▸ **SHORT PROBLEM**: Locate the line containing "Transcribe this image's" in the material below; repeat it and every line after it, exactly as written.
________________
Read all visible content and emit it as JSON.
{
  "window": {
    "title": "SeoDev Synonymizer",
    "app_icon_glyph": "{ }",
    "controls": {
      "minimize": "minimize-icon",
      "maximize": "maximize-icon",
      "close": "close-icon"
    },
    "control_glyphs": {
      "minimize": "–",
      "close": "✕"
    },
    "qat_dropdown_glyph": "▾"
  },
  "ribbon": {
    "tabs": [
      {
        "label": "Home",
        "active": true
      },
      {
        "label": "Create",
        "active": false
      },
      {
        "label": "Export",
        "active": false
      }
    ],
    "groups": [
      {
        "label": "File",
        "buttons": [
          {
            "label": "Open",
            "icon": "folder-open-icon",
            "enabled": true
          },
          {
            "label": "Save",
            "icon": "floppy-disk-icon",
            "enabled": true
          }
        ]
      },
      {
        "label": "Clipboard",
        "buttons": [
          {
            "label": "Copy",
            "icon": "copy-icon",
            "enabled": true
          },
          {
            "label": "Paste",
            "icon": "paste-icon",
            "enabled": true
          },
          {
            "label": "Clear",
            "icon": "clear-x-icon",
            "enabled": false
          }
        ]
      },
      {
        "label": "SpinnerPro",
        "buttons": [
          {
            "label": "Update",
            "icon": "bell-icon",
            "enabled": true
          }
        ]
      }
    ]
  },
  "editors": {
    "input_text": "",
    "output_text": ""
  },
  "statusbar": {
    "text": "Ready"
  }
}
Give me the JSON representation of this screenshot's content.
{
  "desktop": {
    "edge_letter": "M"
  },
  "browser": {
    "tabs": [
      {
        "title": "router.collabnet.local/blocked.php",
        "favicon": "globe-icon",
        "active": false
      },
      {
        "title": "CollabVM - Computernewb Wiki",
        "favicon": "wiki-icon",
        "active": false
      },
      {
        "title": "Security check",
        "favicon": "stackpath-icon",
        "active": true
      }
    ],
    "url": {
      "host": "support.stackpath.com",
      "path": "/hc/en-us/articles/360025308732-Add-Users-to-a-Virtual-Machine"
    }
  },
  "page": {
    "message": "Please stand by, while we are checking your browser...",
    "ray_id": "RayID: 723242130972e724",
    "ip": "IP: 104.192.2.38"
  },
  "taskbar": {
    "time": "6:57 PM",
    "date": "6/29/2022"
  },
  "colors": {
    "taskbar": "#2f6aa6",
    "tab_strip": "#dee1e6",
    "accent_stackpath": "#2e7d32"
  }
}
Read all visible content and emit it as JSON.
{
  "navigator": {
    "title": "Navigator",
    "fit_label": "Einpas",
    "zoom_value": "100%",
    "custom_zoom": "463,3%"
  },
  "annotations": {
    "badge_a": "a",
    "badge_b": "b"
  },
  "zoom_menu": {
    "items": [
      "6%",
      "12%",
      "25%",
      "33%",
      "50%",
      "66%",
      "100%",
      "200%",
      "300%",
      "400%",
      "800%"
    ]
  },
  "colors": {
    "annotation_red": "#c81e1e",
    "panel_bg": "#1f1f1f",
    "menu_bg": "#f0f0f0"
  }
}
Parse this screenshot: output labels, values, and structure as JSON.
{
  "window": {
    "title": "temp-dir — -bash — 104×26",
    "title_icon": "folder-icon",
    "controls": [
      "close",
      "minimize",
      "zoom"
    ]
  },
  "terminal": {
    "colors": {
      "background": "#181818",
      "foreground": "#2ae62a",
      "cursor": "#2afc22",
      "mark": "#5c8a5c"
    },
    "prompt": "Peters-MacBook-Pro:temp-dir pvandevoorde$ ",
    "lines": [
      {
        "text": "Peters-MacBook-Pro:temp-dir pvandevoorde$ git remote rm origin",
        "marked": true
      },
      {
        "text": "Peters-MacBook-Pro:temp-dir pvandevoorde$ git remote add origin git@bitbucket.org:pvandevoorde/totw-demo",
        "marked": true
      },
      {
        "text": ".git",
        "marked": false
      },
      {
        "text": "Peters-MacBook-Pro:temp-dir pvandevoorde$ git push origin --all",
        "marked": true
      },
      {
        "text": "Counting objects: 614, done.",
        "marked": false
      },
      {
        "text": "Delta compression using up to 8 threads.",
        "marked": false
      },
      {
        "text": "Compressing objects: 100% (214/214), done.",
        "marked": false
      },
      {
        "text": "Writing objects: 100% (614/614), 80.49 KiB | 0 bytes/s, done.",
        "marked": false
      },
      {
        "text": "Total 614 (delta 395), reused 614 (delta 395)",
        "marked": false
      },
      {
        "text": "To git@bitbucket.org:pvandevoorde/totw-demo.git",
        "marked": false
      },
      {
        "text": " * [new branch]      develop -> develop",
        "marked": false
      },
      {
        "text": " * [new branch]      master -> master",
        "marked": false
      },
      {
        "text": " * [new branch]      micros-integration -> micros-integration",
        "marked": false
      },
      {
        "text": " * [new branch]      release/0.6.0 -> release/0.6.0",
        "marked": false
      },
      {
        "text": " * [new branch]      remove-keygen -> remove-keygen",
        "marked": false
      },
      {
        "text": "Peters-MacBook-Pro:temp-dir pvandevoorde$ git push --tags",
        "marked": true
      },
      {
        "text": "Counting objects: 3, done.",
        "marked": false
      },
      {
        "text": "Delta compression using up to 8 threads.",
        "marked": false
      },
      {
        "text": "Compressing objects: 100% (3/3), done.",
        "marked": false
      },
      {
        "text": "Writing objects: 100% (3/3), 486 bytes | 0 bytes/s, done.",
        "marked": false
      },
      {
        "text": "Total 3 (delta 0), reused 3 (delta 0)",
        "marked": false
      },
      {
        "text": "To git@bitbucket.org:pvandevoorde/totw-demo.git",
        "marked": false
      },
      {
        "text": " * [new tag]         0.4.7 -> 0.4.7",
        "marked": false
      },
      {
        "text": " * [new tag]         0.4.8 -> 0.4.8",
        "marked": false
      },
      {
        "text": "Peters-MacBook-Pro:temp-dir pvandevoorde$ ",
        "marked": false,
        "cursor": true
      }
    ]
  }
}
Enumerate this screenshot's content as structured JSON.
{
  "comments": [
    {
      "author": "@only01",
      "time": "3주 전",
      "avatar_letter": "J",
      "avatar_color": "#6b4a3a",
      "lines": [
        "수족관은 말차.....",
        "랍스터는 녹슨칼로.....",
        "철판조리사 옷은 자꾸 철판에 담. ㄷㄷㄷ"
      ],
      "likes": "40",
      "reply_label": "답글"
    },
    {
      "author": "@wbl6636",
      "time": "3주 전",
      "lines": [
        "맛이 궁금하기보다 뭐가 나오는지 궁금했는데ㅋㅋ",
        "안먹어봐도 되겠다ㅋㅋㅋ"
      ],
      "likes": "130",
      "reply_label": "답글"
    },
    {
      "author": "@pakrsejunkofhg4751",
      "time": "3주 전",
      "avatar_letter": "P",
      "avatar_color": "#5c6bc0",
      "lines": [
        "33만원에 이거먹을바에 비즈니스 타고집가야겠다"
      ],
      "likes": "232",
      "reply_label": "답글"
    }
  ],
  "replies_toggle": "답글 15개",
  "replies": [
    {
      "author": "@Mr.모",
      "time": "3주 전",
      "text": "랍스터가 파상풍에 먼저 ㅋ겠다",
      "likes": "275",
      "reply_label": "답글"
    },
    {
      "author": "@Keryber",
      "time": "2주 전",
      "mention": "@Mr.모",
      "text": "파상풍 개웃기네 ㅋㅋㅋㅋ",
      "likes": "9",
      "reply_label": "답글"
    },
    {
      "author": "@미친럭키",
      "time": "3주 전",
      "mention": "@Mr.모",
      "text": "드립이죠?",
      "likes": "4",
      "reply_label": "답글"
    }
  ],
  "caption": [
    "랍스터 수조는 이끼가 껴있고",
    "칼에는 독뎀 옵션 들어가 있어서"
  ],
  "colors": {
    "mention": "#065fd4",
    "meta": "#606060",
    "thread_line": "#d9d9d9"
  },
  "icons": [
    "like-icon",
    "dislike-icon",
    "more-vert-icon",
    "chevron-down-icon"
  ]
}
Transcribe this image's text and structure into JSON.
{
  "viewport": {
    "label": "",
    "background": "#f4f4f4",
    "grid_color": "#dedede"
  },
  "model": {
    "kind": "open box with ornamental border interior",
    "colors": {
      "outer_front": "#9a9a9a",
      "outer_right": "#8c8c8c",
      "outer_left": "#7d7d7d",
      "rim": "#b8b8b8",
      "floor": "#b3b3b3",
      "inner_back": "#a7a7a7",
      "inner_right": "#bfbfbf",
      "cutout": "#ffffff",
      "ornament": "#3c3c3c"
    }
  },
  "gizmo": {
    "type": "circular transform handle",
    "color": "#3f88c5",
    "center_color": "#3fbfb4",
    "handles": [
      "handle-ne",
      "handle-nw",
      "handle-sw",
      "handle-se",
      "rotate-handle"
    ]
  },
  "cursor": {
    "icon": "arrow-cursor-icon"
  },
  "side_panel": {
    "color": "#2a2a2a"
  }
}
________________
▸ **RESULT**:
Transcribe this image's text and structure into JSON.
{
  "viewport": {
    "label": "",
    "background": "#f4f4f4",
    "grid_color": "#dedede"
  },
  "model": {
    "kind": "open box with ornamental border interior",
    "colors": {
      "outer_front": "#9a9a9a",
      "outer_right": "#8c8c8c",
      "outer_left": "#7d7d7d",
      "rim": "#b8b8b8",
      "floor": "#b3b3b3",
      "inner_back": "#a7a7a7",
      "inner_right": "#bfbfbf",
      "cutout": "#ffffff",
      "ornament": "#3c3c3c"
    }
  },
  "gizmo": {
    "type": "circular transform handle",
    "color": "#3f88c5",
    "center_color": "#3fbfb4",
    "handles": [
      "handle-ne",
      "handle-nw",
      "handle-sw",
      "handle-se",
      "rotate-handle"
    ]
  },
  "cursor": {
    "icon": "arrow-cursor-icon"
  },
  "side_panel": {
    "color": "#2a2a2a"
  }
}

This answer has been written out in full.